*Task description:* Return the entries verbatim and drop every picture.

Excerpts from a figure dataset:
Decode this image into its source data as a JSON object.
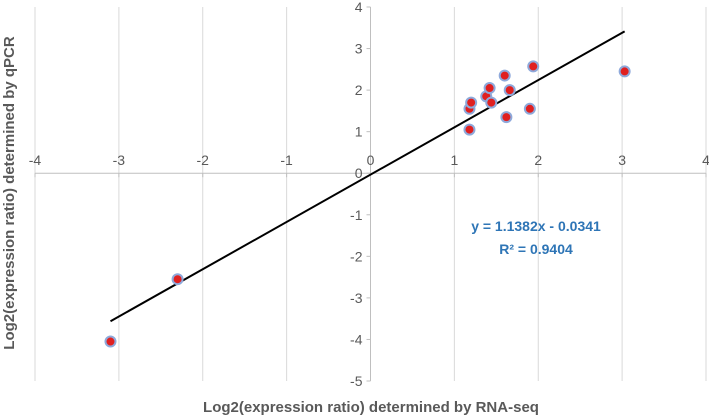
{
  "chart_data": {
    "type": "scatter",
    "title": "",
    "xlabel": "Log2(expression ratio) determined by RNA-seq",
    "ylabel": "Log2(expression ratio) determined by qPCR",
    "xlim": [
      -4,
      4
    ],
    "ylim": [
      -5,
      4
    ],
    "x_ticks": [
      "-4",
      "-3",
      "-2",
      "-1",
      "0",
      "1",
      "2",
      "3",
      "4"
    ],
    "y_ticks": [
      "4",
      "3",
      "2",
      "1",
      "0",
      "-1",
      "-2",
      "-3",
      "-4",
      "-5"
    ],
    "grid": "vertical",
    "points": [
      {
        "x": -3.1,
        "y": -4.05
      },
      {
        "x": -2.3,
        "y": -2.55
      },
      {
        "x": 1.18,
        "y": 1.05
      },
      {
        "x": 1.18,
        "y": 1.55
      },
      {
        "x": 1.2,
        "y": 1.7
      },
      {
        "x": 1.38,
        "y": 1.85
      },
      {
        "x": 1.42,
        "y": 2.05
      },
      {
        "x": 1.44,
        "y": 1.7
      },
      {
        "x": 1.6,
        "y": 2.35
      },
      {
        "x": 1.62,
        "y": 1.35
      },
      {
        "x": 1.66,
        "y": 2.0
      },
      {
        "x": 1.9,
        "y": 1.55
      },
      {
        "x": 1.94,
        "y": 2.57
      },
      {
        "x": 3.03,
        "y": 2.45
      }
    ],
    "trendline": {
      "slope": 1.1382,
      "intercept": -0.0341,
      "x_range": [
        -3.1,
        3.03
      ]
    },
    "annotations": [
      "y = 1.1382x - 0.0341",
      "R² = 0.9404"
    ],
    "colors": {
      "point_fill": "#E02020",
      "point_stroke": "#8EA9DB",
      "trendline": "#000000",
      "grid": "#D9D9D9",
      "axis": "#BFBFBF",
      "annotation": "#2E75B6"
    }
  }
}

*Written answer:*
Decode this image into its source data as a JSON object.
{
  "chart_data": {
    "type": "scatter",
    "title": "",
    "xlabel": "Log2(expression ratio) determined by RNA-seq",
    "ylabel": "Log2(expression ratio) determined by qPCR",
    "xlim": [
      -4,
      4
    ],
    "ylim": [
      -5,
      4
    ],
    "x_ticks": [
      "-4",
      "-3",
      "-2",
      "-1",
      "0",
      "1",
      "2",
      "3",
      "4"
    ],
    "y_ticks": [
      "4",
      "3",
      "2",
      "1",
      "0",
      "-1",
      "-2",
      "-3",
      "-4",
      "-5"
    ],
    "grid": "vertical",
    "points": [
      {
        "x": -3.1,
        "y": -4.05
      },
      {
        "x": -2.3,
        "y": -2.55
      },
      {
        "x": 1.18,
        "y": 1.05
      },
      {
        "x": 1.18,
        "y": 1.55
      },
      {
        "x": 1.2,
        "y": 1.7
      },
      {
        "x": 1.38,
        "y": 1.85
      },
      {
        "x": 1.42,
        "y": 2.05
      },
      {
        "x": 1.44,
        "y": 1.7
      },
      {
        "x": 1.6,
        "y": 2.35
      },
      {
        "x": 1.62,
        "y": 1.35
      },
      {
        "x": 1.66,
        "y": 2.0
      },
      {
        "x": 1.9,
        "y": 1.55
      },
      {
        "x": 1.94,
        "y": 2.57
      },
      {
        "x": 3.03,
        "y": 2.45
      }
    ],
    "trendline": {
      "slope": 1.1382,
      "intercept": -0.0341,
      "x_range": [
        -3.1,
        3.03
      ]
    },
    "annotations": [
      "y = 1.1382x - 0.0341",
      "R² = 0.9404"
    ],
    "colors": {
      "point_fill": "#E02020",
      "point_stroke": "#8EA9DB",
      "trendline": "#000000",
      "grid": "#D9D9D9",
      "axis": "#BFBFBF",
      "annotation": "#2E75B6"
    }
  }
}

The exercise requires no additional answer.